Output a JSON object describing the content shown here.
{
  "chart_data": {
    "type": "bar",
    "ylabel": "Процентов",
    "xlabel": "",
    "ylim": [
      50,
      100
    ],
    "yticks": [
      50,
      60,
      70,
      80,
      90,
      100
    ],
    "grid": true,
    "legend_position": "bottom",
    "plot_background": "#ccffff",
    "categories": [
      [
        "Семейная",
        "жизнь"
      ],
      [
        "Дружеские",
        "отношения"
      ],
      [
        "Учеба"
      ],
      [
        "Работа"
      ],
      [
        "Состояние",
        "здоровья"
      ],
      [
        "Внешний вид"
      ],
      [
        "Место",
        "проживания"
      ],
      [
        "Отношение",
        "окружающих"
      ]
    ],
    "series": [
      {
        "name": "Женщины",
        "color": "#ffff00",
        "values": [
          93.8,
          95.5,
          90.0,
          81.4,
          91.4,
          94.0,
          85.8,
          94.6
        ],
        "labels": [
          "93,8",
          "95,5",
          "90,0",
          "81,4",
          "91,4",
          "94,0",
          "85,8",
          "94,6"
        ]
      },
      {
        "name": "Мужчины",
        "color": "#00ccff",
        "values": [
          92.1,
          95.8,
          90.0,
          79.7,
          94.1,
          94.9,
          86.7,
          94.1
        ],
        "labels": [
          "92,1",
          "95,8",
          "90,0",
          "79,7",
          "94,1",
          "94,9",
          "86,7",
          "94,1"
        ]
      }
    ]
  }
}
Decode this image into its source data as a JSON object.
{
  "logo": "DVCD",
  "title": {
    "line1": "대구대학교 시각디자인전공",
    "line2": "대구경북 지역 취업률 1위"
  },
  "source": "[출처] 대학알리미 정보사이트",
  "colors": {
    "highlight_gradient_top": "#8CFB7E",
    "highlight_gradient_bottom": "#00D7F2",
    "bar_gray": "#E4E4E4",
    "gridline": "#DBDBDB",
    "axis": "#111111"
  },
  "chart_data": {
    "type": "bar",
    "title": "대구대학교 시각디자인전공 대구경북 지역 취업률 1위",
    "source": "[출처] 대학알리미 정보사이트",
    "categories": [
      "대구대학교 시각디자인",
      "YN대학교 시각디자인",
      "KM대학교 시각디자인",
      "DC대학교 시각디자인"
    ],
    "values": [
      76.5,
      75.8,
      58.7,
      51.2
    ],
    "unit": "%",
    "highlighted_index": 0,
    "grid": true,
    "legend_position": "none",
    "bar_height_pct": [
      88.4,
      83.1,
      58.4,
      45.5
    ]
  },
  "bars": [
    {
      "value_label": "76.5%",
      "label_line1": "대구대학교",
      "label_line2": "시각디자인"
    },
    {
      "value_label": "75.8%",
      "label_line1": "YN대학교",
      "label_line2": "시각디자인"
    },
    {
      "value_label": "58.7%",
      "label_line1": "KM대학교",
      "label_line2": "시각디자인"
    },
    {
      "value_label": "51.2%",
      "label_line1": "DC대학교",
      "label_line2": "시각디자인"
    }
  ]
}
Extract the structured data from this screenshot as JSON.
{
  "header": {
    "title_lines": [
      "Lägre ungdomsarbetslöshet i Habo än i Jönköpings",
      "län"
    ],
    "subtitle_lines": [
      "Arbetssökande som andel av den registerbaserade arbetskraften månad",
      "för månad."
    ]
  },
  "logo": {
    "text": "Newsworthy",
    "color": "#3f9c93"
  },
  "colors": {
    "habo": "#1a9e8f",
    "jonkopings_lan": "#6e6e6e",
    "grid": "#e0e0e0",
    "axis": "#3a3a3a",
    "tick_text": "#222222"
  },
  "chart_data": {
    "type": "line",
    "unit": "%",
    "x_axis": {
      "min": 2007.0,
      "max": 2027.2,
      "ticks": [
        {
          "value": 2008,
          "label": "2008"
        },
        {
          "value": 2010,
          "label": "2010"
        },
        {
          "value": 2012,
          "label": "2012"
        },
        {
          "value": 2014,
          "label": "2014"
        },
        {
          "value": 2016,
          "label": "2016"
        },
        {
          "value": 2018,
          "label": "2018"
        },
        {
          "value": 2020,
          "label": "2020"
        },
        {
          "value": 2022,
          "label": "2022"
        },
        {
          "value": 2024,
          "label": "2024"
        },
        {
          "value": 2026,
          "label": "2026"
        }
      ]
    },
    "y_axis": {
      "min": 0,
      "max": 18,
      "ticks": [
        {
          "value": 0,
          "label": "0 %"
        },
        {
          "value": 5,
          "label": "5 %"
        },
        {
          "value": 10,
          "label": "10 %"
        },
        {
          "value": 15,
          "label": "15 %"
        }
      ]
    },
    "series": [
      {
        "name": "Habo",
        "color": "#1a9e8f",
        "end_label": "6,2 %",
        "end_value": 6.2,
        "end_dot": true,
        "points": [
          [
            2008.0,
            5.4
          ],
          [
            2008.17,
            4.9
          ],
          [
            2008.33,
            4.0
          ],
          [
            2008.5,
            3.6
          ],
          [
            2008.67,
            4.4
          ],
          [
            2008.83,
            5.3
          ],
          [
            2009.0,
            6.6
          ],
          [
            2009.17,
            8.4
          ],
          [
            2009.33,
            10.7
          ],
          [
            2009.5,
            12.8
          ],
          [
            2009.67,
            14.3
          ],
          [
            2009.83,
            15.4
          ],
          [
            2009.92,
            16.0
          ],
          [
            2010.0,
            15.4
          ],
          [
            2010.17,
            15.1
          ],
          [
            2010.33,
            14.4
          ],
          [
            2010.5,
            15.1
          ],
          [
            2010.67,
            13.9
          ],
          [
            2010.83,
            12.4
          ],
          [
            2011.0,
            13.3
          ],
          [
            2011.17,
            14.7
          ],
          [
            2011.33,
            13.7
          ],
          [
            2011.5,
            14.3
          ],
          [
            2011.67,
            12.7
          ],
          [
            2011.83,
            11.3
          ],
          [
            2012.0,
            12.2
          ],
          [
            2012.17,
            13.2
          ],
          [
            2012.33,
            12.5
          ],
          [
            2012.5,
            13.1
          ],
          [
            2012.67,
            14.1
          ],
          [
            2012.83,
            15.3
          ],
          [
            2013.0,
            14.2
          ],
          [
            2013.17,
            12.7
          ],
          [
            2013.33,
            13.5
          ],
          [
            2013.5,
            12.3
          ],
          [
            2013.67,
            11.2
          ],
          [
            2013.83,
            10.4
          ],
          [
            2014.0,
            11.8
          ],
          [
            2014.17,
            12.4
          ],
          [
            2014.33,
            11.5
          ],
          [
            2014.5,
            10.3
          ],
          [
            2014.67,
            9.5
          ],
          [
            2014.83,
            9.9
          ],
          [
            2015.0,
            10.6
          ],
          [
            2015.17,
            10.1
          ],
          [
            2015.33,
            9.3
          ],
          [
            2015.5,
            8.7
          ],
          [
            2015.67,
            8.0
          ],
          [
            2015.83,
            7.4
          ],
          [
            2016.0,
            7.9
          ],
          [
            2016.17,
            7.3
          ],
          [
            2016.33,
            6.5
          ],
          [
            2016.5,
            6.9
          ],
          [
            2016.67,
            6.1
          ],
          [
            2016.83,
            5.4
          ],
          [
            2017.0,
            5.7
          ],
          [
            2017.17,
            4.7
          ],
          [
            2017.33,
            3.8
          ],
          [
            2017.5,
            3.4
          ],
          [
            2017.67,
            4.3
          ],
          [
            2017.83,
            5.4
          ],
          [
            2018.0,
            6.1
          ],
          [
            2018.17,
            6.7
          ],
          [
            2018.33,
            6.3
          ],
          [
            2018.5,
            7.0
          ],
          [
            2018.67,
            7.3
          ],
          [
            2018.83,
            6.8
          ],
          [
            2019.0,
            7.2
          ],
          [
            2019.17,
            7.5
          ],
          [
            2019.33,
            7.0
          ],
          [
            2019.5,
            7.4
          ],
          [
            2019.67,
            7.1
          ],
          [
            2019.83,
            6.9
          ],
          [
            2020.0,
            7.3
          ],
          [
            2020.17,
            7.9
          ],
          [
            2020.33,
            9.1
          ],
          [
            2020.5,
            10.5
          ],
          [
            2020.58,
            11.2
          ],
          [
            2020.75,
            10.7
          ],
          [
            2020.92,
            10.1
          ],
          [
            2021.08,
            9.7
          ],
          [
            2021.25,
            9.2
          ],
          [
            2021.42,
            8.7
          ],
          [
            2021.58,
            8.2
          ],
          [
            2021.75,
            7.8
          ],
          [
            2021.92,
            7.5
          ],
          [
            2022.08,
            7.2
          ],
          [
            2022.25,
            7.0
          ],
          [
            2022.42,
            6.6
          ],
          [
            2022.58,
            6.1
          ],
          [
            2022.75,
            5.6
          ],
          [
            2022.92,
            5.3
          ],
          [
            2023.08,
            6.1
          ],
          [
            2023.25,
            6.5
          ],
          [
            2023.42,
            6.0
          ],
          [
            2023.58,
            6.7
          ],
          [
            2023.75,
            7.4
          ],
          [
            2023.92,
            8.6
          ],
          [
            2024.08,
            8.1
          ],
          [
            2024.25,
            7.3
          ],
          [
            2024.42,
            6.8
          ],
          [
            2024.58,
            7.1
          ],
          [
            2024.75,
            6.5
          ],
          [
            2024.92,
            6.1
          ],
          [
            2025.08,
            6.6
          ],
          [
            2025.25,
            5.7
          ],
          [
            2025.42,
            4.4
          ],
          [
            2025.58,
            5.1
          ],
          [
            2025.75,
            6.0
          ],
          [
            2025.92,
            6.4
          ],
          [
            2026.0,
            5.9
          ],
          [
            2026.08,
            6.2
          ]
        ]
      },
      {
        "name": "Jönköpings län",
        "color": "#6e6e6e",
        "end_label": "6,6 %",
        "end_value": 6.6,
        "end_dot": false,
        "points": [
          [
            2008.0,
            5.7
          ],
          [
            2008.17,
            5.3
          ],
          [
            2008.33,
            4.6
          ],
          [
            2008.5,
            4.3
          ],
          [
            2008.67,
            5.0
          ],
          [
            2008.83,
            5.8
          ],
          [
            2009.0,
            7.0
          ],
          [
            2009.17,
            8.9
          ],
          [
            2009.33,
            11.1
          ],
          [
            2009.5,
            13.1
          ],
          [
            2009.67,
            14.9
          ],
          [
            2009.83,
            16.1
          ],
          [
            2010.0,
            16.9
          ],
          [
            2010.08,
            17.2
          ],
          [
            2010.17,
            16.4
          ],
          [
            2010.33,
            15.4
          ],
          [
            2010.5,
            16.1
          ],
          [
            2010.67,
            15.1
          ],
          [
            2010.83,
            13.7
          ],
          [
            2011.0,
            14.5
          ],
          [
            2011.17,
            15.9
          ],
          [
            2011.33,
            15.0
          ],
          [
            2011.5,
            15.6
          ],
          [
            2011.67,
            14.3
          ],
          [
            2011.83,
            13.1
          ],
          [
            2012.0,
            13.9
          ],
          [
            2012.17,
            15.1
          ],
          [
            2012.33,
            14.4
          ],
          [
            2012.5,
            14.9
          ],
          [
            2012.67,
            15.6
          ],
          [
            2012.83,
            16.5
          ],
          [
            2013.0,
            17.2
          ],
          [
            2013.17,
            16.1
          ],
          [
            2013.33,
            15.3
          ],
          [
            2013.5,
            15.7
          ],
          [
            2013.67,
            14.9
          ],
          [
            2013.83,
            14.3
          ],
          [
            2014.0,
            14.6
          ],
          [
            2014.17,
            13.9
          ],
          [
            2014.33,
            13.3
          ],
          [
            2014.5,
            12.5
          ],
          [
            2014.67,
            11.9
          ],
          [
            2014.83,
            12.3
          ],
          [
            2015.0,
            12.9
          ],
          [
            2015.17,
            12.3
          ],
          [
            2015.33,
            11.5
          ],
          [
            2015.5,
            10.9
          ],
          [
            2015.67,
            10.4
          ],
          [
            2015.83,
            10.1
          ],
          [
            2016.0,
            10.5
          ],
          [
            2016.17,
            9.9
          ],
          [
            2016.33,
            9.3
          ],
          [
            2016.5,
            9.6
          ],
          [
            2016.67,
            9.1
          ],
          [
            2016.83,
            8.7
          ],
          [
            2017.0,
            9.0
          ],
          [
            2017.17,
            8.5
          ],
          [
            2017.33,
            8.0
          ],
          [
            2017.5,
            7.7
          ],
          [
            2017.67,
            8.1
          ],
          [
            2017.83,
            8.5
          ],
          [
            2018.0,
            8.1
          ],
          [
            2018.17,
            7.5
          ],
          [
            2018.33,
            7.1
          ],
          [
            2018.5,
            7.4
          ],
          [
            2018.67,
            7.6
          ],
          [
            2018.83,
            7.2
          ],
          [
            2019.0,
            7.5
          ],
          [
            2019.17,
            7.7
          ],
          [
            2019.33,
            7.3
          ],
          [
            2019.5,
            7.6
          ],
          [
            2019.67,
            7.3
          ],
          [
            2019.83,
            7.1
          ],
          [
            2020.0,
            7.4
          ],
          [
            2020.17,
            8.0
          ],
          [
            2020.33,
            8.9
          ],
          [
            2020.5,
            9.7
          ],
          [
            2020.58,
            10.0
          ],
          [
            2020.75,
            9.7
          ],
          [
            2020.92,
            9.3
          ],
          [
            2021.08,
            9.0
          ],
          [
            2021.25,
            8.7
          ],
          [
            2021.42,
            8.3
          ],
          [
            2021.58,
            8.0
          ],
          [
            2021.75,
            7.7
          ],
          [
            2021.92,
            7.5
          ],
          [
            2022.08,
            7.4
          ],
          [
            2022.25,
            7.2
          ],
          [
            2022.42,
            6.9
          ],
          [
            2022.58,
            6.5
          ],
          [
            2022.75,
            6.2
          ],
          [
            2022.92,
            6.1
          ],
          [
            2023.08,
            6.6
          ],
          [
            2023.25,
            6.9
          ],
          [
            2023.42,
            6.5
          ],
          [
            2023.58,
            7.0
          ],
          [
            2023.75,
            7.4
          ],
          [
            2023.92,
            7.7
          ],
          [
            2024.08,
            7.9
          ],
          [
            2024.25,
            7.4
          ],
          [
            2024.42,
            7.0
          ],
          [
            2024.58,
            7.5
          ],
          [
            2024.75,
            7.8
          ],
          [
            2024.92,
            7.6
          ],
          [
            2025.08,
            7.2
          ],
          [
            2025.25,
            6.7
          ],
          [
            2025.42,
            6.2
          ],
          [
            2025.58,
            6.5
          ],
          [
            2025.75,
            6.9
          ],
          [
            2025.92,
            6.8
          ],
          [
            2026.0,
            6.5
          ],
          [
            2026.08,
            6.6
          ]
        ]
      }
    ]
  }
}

- _Your goal_
Gather all lines from the listing above in which "대구대학교" occurs.

- _The response_
    "line1": "대구대학교 시각디자인전공",
    "title": "대구대학교 시각디자인전공 대구경북 지역 취업률 1위",
      "대구대학교 시각디자인",
      "label_line1": "대구대학교",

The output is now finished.